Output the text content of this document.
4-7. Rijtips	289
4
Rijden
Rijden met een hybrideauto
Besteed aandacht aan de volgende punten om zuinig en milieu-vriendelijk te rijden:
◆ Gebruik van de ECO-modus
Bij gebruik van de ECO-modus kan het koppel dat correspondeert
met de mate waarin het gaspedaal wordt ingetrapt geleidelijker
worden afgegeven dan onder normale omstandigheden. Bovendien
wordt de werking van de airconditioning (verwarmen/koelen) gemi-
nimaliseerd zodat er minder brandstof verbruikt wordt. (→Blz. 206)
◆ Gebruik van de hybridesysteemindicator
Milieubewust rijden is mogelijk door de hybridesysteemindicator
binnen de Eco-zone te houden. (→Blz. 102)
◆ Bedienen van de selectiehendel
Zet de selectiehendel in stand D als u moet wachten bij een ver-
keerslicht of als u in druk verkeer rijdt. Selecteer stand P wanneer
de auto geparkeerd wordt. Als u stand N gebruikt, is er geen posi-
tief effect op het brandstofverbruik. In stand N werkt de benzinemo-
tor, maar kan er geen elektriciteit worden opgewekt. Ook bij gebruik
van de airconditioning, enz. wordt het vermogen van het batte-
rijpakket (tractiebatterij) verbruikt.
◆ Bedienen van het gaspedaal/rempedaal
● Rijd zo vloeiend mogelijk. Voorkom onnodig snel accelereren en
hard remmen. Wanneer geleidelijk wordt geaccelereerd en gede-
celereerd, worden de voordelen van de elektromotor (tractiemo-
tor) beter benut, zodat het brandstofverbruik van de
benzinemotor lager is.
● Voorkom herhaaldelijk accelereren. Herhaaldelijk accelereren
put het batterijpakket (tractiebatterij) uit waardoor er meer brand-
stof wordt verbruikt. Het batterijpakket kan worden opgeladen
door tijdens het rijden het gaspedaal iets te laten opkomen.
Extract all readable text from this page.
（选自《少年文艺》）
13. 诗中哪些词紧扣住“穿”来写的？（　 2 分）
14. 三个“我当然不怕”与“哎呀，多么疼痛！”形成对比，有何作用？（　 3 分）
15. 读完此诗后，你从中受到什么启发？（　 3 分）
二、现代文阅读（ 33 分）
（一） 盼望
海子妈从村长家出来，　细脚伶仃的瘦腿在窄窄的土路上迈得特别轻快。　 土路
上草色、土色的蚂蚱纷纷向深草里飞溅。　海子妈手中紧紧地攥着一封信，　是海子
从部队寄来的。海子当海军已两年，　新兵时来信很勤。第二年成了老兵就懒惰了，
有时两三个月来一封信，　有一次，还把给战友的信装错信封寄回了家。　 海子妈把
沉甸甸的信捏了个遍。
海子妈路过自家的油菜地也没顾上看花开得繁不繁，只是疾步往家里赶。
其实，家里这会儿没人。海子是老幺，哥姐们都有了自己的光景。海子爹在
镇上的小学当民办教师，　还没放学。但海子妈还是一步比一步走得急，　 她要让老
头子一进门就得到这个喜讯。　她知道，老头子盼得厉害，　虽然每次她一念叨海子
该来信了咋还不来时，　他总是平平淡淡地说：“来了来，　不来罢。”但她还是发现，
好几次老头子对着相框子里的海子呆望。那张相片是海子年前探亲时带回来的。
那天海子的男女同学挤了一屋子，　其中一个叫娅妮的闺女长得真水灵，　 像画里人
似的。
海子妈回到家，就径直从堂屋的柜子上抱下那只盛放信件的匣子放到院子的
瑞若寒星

-------

• _PROBLEM STATEMENT_
Scan the records for the string "zodat". Copy each line in which it appears.

• _ANSWER_
nimaliseerd zodat er minder brandstof verbruikt wordt. (→Blz. 206)
tor) beter benut, zodat het brandstofverbruik van de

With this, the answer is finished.